--- Supplied data ---

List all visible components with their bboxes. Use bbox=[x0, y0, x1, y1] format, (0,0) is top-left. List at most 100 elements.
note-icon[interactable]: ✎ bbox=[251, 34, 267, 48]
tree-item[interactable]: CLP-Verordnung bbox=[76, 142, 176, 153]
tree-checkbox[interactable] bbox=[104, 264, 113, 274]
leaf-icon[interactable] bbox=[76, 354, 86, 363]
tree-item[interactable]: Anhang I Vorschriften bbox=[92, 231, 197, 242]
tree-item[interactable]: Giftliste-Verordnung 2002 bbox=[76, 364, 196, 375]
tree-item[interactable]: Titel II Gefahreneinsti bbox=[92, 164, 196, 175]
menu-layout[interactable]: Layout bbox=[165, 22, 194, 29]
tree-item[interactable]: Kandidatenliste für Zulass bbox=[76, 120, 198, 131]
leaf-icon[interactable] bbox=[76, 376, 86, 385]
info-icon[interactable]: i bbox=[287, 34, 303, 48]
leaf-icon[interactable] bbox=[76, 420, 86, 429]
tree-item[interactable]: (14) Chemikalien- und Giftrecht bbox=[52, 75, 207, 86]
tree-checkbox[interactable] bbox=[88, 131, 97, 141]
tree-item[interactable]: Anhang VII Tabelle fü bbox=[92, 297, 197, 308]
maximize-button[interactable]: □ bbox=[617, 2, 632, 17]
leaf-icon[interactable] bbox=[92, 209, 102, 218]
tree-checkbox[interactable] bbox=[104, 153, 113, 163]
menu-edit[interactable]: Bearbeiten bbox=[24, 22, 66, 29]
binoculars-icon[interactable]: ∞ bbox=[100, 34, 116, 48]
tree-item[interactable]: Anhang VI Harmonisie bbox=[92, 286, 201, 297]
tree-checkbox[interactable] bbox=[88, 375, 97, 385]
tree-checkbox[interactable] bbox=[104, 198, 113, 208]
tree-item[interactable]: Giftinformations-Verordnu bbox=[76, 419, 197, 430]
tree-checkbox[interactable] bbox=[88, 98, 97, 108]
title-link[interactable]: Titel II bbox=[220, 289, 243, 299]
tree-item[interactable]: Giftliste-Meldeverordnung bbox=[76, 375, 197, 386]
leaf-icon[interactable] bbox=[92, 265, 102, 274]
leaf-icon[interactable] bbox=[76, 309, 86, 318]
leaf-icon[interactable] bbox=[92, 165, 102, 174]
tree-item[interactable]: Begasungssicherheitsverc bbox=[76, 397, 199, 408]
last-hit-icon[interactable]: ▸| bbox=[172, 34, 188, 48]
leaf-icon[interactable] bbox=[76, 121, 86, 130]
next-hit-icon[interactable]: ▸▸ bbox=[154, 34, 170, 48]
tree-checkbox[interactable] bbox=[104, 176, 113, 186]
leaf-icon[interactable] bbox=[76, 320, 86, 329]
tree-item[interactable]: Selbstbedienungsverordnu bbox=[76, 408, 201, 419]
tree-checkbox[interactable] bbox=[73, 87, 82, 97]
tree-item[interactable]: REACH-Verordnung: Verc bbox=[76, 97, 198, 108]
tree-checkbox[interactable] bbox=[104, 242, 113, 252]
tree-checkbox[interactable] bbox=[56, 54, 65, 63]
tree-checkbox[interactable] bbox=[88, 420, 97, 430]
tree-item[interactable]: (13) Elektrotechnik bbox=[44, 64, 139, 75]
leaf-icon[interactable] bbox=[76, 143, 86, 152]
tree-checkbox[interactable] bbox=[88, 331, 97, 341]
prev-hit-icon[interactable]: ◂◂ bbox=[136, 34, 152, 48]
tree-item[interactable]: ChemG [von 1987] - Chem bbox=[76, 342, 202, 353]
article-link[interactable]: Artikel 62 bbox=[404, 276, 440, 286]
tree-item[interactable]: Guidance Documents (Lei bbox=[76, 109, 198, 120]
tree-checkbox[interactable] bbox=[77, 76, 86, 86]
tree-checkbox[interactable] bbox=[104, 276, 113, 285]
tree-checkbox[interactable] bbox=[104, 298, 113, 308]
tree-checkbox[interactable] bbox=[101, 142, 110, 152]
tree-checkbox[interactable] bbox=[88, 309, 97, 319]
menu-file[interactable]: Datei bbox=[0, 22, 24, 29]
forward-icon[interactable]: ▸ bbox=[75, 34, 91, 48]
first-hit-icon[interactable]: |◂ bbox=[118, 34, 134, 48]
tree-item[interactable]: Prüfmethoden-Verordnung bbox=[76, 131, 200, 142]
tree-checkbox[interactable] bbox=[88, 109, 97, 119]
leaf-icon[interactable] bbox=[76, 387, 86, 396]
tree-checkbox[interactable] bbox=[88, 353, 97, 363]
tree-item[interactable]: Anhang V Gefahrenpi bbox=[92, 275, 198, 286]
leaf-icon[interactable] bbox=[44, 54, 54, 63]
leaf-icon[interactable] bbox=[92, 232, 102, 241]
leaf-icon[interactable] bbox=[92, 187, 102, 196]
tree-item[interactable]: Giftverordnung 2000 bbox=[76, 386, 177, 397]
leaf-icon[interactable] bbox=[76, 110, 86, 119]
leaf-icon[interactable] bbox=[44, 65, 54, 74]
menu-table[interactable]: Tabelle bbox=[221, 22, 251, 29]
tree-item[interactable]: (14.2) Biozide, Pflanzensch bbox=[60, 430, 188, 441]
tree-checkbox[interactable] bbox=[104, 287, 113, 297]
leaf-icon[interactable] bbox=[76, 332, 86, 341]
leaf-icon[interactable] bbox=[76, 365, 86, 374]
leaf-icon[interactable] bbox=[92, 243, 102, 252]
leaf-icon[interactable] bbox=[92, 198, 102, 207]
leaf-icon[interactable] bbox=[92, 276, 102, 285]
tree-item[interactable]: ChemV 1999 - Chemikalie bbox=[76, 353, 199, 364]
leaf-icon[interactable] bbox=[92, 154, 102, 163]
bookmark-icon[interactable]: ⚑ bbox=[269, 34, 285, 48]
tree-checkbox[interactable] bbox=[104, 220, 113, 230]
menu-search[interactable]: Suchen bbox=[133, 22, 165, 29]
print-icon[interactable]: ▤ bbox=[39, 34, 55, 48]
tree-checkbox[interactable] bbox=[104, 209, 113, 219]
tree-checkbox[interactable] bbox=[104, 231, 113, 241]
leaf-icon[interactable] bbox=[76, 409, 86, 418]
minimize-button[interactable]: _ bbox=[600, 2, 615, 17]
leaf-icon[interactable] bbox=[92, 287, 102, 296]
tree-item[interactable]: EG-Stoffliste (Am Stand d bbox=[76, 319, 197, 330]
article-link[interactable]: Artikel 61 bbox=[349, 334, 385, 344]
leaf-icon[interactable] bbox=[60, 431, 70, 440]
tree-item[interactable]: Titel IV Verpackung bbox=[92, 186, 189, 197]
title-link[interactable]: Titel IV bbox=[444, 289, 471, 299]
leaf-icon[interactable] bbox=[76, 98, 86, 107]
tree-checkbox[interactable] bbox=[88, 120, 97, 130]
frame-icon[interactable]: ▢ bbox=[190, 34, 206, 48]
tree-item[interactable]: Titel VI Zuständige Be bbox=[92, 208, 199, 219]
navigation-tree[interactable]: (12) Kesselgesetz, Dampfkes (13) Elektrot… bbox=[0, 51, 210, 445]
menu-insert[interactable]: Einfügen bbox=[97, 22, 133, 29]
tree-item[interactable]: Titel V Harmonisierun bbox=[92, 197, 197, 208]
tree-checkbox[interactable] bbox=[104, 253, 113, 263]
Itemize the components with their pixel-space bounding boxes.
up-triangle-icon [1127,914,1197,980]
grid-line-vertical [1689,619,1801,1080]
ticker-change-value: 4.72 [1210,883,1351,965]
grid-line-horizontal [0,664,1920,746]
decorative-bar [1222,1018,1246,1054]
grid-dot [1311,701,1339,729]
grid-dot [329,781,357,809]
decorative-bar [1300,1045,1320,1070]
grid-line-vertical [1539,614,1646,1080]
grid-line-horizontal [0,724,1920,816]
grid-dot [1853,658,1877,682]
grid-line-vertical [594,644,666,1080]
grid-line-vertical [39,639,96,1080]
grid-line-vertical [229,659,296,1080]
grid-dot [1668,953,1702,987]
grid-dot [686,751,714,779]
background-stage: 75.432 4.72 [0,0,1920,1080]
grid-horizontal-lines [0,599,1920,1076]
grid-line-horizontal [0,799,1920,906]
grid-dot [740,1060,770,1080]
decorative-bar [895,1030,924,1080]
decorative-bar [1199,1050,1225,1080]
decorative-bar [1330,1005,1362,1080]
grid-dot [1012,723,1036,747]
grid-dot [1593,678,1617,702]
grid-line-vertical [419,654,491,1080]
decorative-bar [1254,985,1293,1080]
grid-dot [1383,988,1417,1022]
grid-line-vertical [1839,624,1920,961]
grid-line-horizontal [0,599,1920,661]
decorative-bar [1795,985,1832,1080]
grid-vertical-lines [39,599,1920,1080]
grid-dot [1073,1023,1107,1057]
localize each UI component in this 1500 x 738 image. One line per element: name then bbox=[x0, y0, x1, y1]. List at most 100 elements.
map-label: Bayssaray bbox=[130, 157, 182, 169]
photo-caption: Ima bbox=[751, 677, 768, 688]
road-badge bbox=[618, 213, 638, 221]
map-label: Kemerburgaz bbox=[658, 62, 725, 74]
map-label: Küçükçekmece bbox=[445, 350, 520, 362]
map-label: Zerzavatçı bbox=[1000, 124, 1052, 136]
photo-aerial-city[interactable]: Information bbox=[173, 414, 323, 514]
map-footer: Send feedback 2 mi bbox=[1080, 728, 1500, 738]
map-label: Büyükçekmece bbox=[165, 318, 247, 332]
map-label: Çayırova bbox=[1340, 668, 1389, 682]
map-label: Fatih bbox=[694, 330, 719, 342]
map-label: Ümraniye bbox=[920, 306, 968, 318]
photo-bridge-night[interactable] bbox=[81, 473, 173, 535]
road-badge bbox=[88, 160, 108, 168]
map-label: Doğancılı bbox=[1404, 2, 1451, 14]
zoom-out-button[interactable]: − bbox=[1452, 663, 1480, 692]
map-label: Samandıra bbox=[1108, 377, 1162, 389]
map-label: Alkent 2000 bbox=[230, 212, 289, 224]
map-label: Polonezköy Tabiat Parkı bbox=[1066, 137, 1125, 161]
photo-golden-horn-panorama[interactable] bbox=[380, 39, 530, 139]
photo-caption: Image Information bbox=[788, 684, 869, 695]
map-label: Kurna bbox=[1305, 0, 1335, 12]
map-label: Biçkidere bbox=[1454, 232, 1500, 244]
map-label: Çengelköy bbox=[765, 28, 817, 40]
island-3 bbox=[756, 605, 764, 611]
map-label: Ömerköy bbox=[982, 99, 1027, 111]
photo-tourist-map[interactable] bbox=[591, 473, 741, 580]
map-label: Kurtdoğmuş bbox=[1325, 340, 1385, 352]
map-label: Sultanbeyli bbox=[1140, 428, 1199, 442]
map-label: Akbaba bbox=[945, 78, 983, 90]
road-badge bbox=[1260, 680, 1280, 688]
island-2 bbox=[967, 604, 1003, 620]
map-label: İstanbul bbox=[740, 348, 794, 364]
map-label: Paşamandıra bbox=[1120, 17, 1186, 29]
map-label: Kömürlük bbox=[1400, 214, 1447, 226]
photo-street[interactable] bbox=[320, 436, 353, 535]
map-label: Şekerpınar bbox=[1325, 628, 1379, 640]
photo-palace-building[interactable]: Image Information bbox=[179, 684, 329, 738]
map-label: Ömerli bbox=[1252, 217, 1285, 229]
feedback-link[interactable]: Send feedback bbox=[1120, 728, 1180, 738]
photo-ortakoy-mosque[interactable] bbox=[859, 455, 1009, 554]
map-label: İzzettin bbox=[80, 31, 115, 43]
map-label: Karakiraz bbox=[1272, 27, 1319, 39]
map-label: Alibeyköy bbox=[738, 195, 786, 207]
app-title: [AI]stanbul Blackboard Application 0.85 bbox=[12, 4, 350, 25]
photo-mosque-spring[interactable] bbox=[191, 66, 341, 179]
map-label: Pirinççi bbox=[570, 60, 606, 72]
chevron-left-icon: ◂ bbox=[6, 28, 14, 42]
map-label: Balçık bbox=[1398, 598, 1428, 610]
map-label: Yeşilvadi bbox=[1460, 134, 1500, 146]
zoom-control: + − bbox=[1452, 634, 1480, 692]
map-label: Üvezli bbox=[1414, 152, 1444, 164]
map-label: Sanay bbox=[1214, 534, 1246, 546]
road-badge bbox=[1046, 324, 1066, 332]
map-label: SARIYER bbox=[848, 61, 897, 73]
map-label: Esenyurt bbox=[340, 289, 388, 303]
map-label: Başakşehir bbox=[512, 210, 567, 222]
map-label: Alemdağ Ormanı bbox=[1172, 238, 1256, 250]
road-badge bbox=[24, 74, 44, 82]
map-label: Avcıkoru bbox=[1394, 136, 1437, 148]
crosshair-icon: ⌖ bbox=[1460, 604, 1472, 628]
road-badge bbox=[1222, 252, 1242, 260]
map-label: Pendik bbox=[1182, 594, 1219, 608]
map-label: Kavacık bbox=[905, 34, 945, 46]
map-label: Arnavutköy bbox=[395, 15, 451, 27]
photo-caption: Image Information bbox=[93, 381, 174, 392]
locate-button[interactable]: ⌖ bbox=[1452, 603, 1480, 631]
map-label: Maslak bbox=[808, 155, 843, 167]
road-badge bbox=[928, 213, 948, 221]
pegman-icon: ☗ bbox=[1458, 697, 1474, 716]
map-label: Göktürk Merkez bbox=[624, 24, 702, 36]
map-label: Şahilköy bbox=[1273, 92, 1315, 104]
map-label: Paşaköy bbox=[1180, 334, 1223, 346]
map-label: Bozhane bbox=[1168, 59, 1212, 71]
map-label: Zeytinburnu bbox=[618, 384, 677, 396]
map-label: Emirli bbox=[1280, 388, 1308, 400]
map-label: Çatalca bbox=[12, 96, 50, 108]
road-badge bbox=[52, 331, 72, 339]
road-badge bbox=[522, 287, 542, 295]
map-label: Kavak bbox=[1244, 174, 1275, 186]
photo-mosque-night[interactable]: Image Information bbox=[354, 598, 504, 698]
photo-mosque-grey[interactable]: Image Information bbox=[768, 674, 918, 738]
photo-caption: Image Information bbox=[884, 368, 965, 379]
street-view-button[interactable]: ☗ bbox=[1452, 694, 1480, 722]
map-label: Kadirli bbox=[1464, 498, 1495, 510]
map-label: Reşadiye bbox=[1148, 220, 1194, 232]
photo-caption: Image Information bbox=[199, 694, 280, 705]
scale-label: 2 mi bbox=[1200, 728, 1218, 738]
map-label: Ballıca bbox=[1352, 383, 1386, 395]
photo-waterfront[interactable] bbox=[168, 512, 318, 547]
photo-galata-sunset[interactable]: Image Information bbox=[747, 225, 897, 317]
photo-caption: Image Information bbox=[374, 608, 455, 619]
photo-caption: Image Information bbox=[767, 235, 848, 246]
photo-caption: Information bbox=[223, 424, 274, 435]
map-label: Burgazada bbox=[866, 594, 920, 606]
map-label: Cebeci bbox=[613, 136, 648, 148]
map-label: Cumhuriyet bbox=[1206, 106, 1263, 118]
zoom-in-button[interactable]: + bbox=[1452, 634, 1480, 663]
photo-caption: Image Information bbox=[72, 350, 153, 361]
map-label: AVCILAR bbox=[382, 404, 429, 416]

---

▶ [Set exercise] In the data, switch "tree-item" to "tree-node" in everything from the first line down to the line containing "leaf-icon[interactable] bbox=[76, 420, 86, 429]", leaving all else as it stands, and give only those lines.

▶ [Problem solution]
List all visible components with their bboxes. Use bbox=[x0, y0, x1, y1] format, (0,0) is top-left. List at most 100 elements.
note-icon[interactable]: ✎ bbox=[251, 34, 267, 48]
tree-node[interactable]: CLP-Verordnung bbox=[76, 142, 176, 153]
tree-checkbox[interactable] bbox=[104, 264, 113, 274]
leaf-icon[interactable] bbox=[76, 354, 86, 363]
tree-node[interactable]: Anhang I Vorschriften bbox=[92, 231, 197, 242]
tree-node[interactable]: Giftliste-Verordnung 2002 bbox=[76, 364, 196, 375]
tree-node[interactable]: Titel II Gefahreneinsti bbox=[92, 164, 196, 175]
menu-layout[interactable]: Layout bbox=[165, 22, 194, 29]
tree-node[interactable]: Kandidatenliste für Zulass bbox=[76, 120, 198, 131]
leaf-icon[interactable] bbox=[76, 376, 86, 385]
info-icon[interactable]: i bbox=[287, 34, 303, 48]
leaf-icon[interactable] bbox=[76, 420, 86, 429]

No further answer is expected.